__PAGE__:

• • • • • • •

### Classification Example
K nearest neighbors (kNN) is one of the simplest learning strategies: given a new, unknown observation, look up in your reference database which ones have the closest features and assign the predominant class.

Let's try it out on our iris classification problem:

In [1]:
from sklearn import neighbors, datasets
iris = datasets.load_iris() #load_iris object into iris var
X, y = iris.data, iris.target #get out data and target object in iris

# create the model
knn = neighbors.KNeighborsClassifier(n_neighbors=5)

# fit the model
knn.fit(X, y)

# What kind of iris has 3cm x 5cm sepal and 4cm x 2cm petal?
# call the "predict" method:
#Use numpy array or Python 2D list
# result = knn.predict(np.array([3, 5, 4, 2]).reshape(1, -1))
result = knn.predict([[3, 5, 4, 2]])

#For normal Python list, put two [[]], even if just one row [3,5,4,2] 
#as it has to be 2D matrix
#Alternatively, use .reshape(1,-1) for single row and .reshape(-1,1) for single feature
# -1 means unknown dimension, only one -1 allowed in a reshape

In [2]:
print(iris.target_names[result])

• • • • • • •

__SUPPLIED DATA__:
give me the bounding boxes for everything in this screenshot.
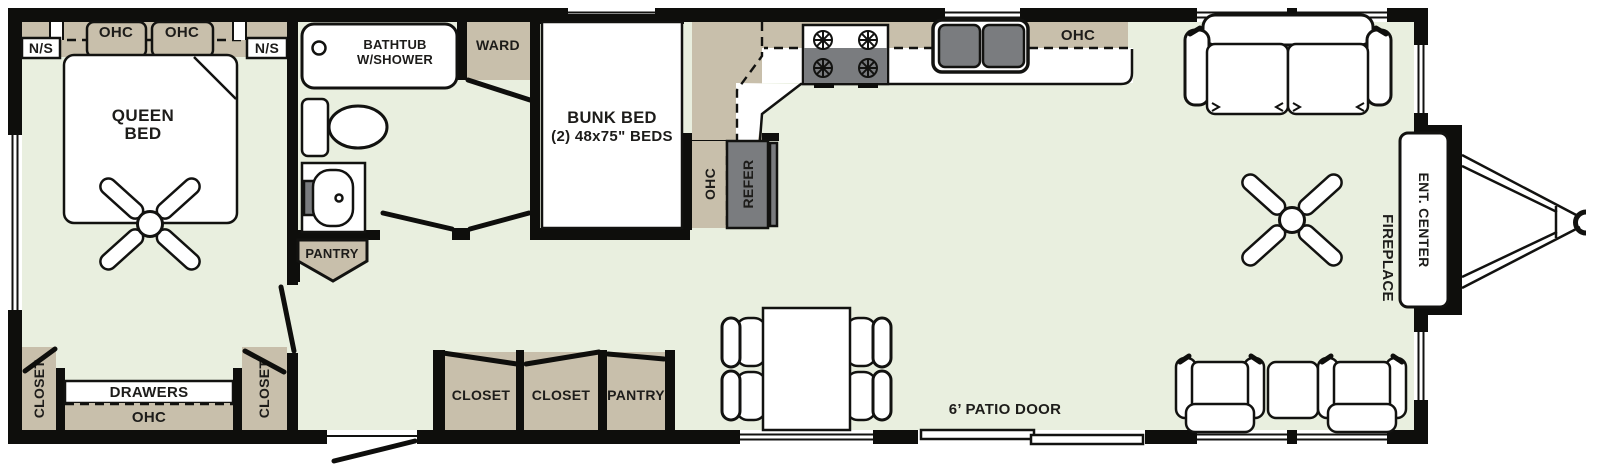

• • • • • • •

__SET TASKS__:
1: In the kNN classification example, what does -1 mean when passed to reshape?
2: Carry on the kNN classification example from the point where it stops.

__SET OF ANSWERS__:
1: It means an unknown dimension, and only one -1 is allowed in a reshape.

2:
['versicolor']


In [3]:
#Illustration of reshape
import numpy as np
print(np.array([3, 5, 4, 2]).reshape(1, -1)) #2D array with 1 row
print(np.array([[3, 5, 4, 2],[1,2,3,4]]).reshape(2, -1)) #2D array with 2 rows

[[3 5 4 2]]
[[3 5 4 2]
 [1 2 3 4]]


In [4]:
results2 = knn.predict(np.array([[3, 5, 4, 2],[1,2,3,4]]).reshape(2, -1))
results3 = knn.predict([[3, 5, 4, 2],[1,2,3,4]])
print(results2)
print(iris.target_names[results2])
print(results3)
print(iris.target_names[results3])

[1 1]
['versicolor' 'versicolor']
[1 1]
['versicolor' 'versicolor']


You can also do probabilistic predictions:

In [5]:
knn.predict_proba([[3, 5, 4, 2],])

array([[0. , 0.8, 0.2]])

In [10]:
from fig_code import plot_iris_knn
plot_iris_knn()